• _Short problem_
Your task is to print all of the material verbatim.

• _Data records_

_____

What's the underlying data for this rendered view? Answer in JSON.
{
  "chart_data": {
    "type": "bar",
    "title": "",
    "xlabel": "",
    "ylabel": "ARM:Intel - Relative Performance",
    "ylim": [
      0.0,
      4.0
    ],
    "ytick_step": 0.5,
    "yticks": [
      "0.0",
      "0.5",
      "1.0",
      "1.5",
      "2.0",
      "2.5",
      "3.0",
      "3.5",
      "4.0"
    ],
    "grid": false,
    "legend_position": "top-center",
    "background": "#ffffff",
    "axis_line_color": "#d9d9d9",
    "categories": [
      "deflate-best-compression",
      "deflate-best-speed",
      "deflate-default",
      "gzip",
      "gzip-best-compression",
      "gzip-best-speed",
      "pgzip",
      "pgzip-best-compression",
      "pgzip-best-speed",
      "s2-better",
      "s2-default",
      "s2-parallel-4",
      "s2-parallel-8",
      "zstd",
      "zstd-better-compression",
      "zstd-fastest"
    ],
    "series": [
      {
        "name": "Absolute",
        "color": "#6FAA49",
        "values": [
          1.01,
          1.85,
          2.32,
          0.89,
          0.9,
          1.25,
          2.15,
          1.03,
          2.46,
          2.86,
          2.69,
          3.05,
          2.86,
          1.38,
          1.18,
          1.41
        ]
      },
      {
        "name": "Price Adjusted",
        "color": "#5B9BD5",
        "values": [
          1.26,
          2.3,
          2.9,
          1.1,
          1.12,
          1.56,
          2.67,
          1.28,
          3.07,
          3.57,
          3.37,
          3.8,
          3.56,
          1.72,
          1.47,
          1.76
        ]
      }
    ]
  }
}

_____

• _Result of the task_
What's the underlying data for this rendered view? Answer in JSON.
{
  "chart_data": {
    "type": "bar",
    "title": "",
    "xlabel": "",
    "ylabel": "ARM:Intel - Relative Performance",
    "ylim": [
      0.0,
      4.0
    ],
    "ytick_step": 0.5,
    "yticks": [
      "0.0",
      "0.5",
      "1.0",
      "1.5",
      "2.0",
      "2.5",
      "3.0",
      "3.5",
      "4.0"
    ],
    "grid": false,
    "legend_position": "top-center",
    "background": "#ffffff",
    "axis_line_color": "#d9d9d9",
    "categories": [
      "deflate-best-compression",
      "deflate-best-speed",
      "deflate-default",
      "gzip",
      "gzip-best-compression",
      "gzip-best-speed",
      "pgzip",
      "pgzip-best-compression",
      "pgzip-best-speed",
      "s2-better",
      "s2-default",
      "s2-parallel-4",
      "s2-parallel-8",
      "zstd",
      "zstd-better-compression",
      "zstd-fastest"
    ],
    "series": [
      {
        "name": "Absolute",
        "color": "#6FAA49",
        "values": [
          1.01,
          1.85,
          2.32,
          0.89,
          0.9,
          1.25,
          2.15,
          1.03,
          2.46,
          2.86,
          2.69,
          3.05,
          2.86,
          1.38,
          1.18,
          1.41
        ]
      },
      {
        "name": "Price Adjusted",
        "color": "#5B9BD5",
        "values": [
          1.26,
          2.3,
          2.9,
          1.1,
          1.12,
          1.56,
          2.67,
          1.28,
          3.07,
          3.57,
          3.37,
          3.8,
          3.56,
          1.72,
          1.47,
          1.76
        ]
      }
    ]
  }
}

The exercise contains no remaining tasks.